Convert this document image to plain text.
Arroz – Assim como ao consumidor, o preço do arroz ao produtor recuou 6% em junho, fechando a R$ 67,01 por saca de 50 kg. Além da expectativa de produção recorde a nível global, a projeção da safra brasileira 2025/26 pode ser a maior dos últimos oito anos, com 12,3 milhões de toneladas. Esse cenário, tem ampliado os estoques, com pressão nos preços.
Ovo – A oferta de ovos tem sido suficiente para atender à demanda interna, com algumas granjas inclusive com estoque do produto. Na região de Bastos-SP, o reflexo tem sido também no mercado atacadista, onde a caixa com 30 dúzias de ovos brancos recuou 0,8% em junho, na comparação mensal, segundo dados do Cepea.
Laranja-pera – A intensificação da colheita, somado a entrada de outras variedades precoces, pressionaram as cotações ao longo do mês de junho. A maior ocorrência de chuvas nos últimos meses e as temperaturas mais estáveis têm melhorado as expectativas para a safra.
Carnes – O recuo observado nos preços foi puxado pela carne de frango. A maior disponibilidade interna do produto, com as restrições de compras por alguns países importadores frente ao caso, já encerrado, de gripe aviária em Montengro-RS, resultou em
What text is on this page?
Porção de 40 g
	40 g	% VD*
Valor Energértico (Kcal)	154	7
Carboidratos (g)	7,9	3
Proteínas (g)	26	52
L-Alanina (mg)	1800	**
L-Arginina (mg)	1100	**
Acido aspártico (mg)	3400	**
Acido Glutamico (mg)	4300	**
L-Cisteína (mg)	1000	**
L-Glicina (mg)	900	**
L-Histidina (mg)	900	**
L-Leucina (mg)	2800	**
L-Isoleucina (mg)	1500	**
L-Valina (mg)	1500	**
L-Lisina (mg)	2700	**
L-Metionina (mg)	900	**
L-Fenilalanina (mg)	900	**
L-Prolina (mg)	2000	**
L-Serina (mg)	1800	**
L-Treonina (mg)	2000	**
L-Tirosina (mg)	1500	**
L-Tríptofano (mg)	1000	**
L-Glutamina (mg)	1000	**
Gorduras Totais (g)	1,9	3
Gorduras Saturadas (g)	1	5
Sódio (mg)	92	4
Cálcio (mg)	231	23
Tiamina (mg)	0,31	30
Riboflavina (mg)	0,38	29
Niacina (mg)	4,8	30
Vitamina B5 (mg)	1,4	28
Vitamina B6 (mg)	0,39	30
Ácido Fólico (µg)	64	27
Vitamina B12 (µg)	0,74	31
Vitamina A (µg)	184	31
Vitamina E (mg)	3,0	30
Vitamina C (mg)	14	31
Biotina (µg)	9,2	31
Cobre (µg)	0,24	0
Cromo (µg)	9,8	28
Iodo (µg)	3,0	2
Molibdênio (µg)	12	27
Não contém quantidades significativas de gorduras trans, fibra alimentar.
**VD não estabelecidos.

*Your objective:* Tell how many lines include "para". The number is the whole answer.

*Exercise answer:* 2